What you should do: Take the entries below and print all of them exactly, please.

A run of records
╔══
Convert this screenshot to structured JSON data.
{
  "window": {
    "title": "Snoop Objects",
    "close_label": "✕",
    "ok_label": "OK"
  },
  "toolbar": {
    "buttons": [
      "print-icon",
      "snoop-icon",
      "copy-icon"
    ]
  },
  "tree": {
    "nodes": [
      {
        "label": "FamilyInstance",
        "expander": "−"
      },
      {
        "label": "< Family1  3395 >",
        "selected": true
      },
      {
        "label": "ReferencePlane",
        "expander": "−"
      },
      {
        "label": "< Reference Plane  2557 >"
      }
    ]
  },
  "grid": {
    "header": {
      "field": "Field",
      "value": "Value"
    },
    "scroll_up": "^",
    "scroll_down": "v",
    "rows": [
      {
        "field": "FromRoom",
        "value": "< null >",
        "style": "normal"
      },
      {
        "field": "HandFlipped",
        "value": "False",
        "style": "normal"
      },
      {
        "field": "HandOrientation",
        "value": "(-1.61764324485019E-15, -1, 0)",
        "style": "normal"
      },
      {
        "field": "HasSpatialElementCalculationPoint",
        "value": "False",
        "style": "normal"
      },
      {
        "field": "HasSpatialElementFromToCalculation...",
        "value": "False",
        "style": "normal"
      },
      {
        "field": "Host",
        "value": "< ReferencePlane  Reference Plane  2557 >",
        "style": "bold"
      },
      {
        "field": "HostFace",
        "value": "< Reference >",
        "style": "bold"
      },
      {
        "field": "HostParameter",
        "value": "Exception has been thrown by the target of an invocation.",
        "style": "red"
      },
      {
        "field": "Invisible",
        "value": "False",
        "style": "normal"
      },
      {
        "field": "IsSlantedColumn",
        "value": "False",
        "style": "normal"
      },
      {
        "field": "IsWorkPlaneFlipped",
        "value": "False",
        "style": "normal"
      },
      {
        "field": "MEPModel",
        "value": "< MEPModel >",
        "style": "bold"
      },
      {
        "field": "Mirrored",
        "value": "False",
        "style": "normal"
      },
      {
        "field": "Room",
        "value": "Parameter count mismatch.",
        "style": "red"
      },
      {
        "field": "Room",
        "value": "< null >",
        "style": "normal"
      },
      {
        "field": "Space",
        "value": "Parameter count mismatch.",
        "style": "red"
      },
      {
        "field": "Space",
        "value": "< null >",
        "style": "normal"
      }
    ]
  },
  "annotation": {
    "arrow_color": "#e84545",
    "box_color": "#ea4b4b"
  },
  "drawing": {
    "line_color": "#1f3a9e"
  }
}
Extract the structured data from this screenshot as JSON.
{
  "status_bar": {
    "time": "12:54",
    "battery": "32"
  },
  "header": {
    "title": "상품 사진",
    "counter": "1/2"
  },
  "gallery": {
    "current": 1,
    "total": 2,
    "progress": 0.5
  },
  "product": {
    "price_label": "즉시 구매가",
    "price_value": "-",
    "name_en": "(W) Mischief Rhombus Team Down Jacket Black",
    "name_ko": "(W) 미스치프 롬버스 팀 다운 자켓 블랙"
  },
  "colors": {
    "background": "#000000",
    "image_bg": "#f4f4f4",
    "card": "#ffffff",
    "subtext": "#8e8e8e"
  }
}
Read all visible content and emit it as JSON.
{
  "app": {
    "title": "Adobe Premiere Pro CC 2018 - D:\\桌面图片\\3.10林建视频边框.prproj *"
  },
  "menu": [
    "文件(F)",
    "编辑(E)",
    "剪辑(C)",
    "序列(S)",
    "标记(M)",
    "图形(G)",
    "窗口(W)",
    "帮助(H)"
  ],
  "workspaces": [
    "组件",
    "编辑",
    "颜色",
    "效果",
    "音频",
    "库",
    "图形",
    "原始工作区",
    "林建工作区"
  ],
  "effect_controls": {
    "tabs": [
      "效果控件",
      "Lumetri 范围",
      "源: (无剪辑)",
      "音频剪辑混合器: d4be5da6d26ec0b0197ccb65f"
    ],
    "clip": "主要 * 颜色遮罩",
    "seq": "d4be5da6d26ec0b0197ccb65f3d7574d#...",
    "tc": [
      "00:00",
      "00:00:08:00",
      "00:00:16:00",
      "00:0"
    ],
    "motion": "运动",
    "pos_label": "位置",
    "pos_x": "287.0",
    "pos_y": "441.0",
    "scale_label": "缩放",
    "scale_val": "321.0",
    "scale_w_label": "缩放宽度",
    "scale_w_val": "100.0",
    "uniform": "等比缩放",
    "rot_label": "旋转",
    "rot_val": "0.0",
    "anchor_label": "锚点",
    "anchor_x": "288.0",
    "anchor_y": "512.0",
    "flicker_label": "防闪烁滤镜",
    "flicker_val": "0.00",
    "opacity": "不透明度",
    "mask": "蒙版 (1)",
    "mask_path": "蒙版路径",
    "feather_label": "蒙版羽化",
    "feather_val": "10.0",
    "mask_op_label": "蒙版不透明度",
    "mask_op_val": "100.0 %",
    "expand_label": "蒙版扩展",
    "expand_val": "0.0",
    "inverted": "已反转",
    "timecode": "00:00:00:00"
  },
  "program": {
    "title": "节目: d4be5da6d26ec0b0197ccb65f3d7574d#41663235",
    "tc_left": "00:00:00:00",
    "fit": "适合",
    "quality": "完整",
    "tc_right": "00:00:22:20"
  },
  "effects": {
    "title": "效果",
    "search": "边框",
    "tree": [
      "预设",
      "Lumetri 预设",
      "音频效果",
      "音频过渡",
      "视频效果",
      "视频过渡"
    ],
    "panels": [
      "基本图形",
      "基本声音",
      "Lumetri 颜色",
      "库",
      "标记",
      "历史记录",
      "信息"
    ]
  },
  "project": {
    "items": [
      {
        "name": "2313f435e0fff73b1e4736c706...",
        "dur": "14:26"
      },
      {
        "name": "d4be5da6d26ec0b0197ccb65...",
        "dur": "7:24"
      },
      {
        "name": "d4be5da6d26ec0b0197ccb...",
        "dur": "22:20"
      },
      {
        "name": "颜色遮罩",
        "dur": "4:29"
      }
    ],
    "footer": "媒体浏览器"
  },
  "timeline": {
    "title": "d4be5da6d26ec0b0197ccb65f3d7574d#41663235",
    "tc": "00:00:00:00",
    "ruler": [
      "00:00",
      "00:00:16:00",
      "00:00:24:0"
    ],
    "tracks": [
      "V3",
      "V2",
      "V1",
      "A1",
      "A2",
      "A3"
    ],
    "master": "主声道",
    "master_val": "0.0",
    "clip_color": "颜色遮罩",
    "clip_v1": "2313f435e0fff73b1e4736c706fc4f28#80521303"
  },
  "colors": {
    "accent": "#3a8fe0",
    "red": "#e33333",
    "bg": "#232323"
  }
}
╚══
Result for this task:
Convert this screenshot to structured JSON data.
{
  "window": {
    "title": "Snoop Objects",
    "close_label": "✕",
    "ok_label": "OK"
  },
  "toolbar": {
    "buttons": [
      "print-icon",
      "snoop-icon",
      "copy-icon"
    ]
  },
  "tree": {
    "nodes": [
      {
        "label": "FamilyInstance",
        "expander": "−"
      },
      {
        "label": "< Family1  3395 >",
        "selected": true
      },
      {
        "label": "ReferencePlane",
        "expander": "−"
      },
      {
        "label": "< Reference Plane  2557 >"
      }
    ]
  },
  "grid": {
    "header": {
      "field": "Field",
      "value": "Value"
    },
    "scroll_up": "^",
    "scroll_down": "v",
    "rows": [
      {
        "field": "FromRoom",
        "value": "< null >",
        "style": "normal"
      },
      {
        "field": "HandFlipped",
        "value": "False",
        "style": "normal"
      },
      {
        "field": "HandOrientation",
        "value": "(-1.61764324485019E-15, -1, 0)",
        "style": "normal"
      },
      {
        "field": "HasSpatialElementCalculationPoint",
        "value": "False",
        "style": "normal"
      },
      {
        "field": "HasSpatialElementFromToCalculation...",
        "value": "False",
        "style": "normal"
      },
      {
        "field": "Host",
        "value": "< ReferencePlane  Reference Plane  2557 >",
        "style": "bold"
      },
      {
        "field": "HostFace",
        "value": "< Reference >",
        "style": "bold"
      },
      {
        "field": "HostParameter",
        "value": "Exception has been thrown by the target of an invocation.",
        "style": "red"
      },
      {
        "field": "Invisible",
        "value": "False",
        "style": "normal"
      },
      {
        "field": "IsSlantedColumn",
        "value": "False",
        "style": "normal"
      },
      {
        "field": "IsWorkPlaneFlipped",
        "value": "False",
        "style": "normal"
      },
      {
        "field": "MEPModel",
        "value": "< MEPModel >",
        "style": "bold"
      },
      {
        "field": "Mirrored",
        "value": "False",
        "style": "normal"
      },
      {
        "field": "Room",
        "value": "Parameter count mismatch.",
        "style": "red"
      },
      {
        "field": "Room",
        "value": "< null >",
        "style": "normal"
      },
      {
        "field": "Space",
        "value": "Parameter count mismatch.",
        "style": "red"
      },
      {
        "field": "Space",
        "value": "< null >",
        "style": "normal"
      }
    ]
  },
  "annotation": {
    "arrow_color": "#e84545",
    "box_color": "#ea4b4b"
  },
  "drawing": {
    "line_color": "#1f3a9e"
  }
}
Extract the structured data from this screenshot as JSON.
{
  "status_bar": {
    "time": "12:54",
    "battery": "32"
  },
  "header": {
    "title": "상품 사진",
    "counter": "1/2"
  },
  "gallery": {
    "current": 1,
    "total": 2,
    "progress": 0.5
  },
  "product": {
    "price_label": "즉시 구매가",
    "price_value": "-",
    "name_en": "(W) Mischief Rhombus Team Down Jacket Black",
    "name_ko": "(W) 미스치프 롬버스 팀 다운 자켓 블랙"
  },
  "colors": {
    "background": "#000000",
    "image_bg": "#f4f4f4",
    "card": "#ffffff",
    "subtext": "#8e8e8e"
  }
}
Read all visible content and emit it as JSON.
{
  "app": {
    "title": "Adobe Premiere Pro CC 2018 - D:\\桌面图片\\3.10林建视频边框.prproj *"
  },
  "menu": [
    "文件(F)",
    "编辑(E)",
    "剪辑(C)",
    "序列(S)",
    "标记(M)",
    "图形(G)",
    "窗口(W)",
    "帮助(H)"
  ],
  "workspaces": [
    "组件",
    "编辑",
    "颜色",
    "效果",
    "音频",
    "库",
    "图形",
    "原始工作区",
    "林建工作区"
  ],
  "effect_controls": {
    "tabs": [
      "效果控件",
      "Lumetri 范围",
      "源: (无剪辑)",
      "音频剪辑混合器: d4be5da6d26ec0b0197ccb65f"
    ],
    "clip": "主要 * 颜色遮罩",
    "seq": "d4be5da6d26ec0b0197ccb65f3d7574d#...",
    "tc": [
      "00:00",
      "00:00:08:00",
      "00:00:16:00",
      "00:0"
    ],
    "motion": "运动",
    "pos_label": "位置",
    "pos_x": "287.0",
    "pos_y": "441.0",
    "scale_label": "缩放",
    "scale_val": "321.0",
    "scale_w_label": "缩放宽度",
    "scale_w_val": "100.0",
    "uniform": "等比缩放",
    "rot_label": "旋转",
    "rot_val": "0.0",
    "anchor_label": "锚点",
    "anchor_x": "288.0",
    "anchor_y": "512.0",
    "flicker_label": "防闪烁滤镜",
    "flicker_val": "0.00",
    "opacity": "不透明度",
    "mask": "蒙版 (1)",
    "mask_path": "蒙版路径",
    "feather_label": "蒙版羽化",
    "feather_val": "10.0",
    "mask_op_label": "蒙版不透明度",
    "mask_op_val": "100.0 %",
    "expand_label": "蒙版扩展",
    "expand_val": "0.0",
    "inverted": "已反转",
    "timecode": "00:00:00:00"
  },
  "program": {
    "title": "节目: d4be5da6d26ec0b0197ccb65f3d7574d#41663235",
    "tc_left": "00:00:00:00",
    "fit": "适合",
    "quality": "完整",
    "tc_right": "00:00:22:20"
  },
  "effects": {
    "title": "效果",
    "search": "边框",
    "tree": [
      "预设",
      "Lumetri 预设",
      "音频效果",
      "音频过渡",
      "视频效果",
      "视频过渡"
    ],
    "panels": [
      "基本图形",
      "基本声音",
      "Lumetri 颜色",
      "库",
      "标记",
      "历史记录",
      "信息"
    ]
  },
  "project": {
    "items": [
      {
        "name": "2313f435e0fff73b1e4736c706...",
        "dur": "14:26"
      },
      {
        "name": "d4be5da6d26ec0b0197ccb65...",
        "dur": "7:24"
      },
      {
        "name": "d4be5da6d26ec0b0197ccb...",
        "dur": "22:20"
      },
      {
        "name": "颜色遮罩",
        "dur": "4:29"
      }
    ],
    "footer": "媒体浏览器"
  },
  "timeline": {
    "title": "d4be5da6d26ec0b0197ccb65f3d7574d#41663235",
    "tc": "00:00:00:00",
    "ruler": [
      "00:00",
      "00:00:16:00",
      "00:00:24:0"
    ],
    "tracks": [
      "V3",
      "V2",
      "V1",
      "A1",
      "A2",
      "A3"
    ],
    "master": "主声道",
    "master_val": "0.0",
    "clip_color": "颜色遮罩",
    "clip_v1": "2313f435e0fff73b1e4736c706fc4f28#80521303"
  },
  "colors": {
    "accent": "#3a8fe0",
    "red": "#e33333",
    "bg": "#232323"
  }
}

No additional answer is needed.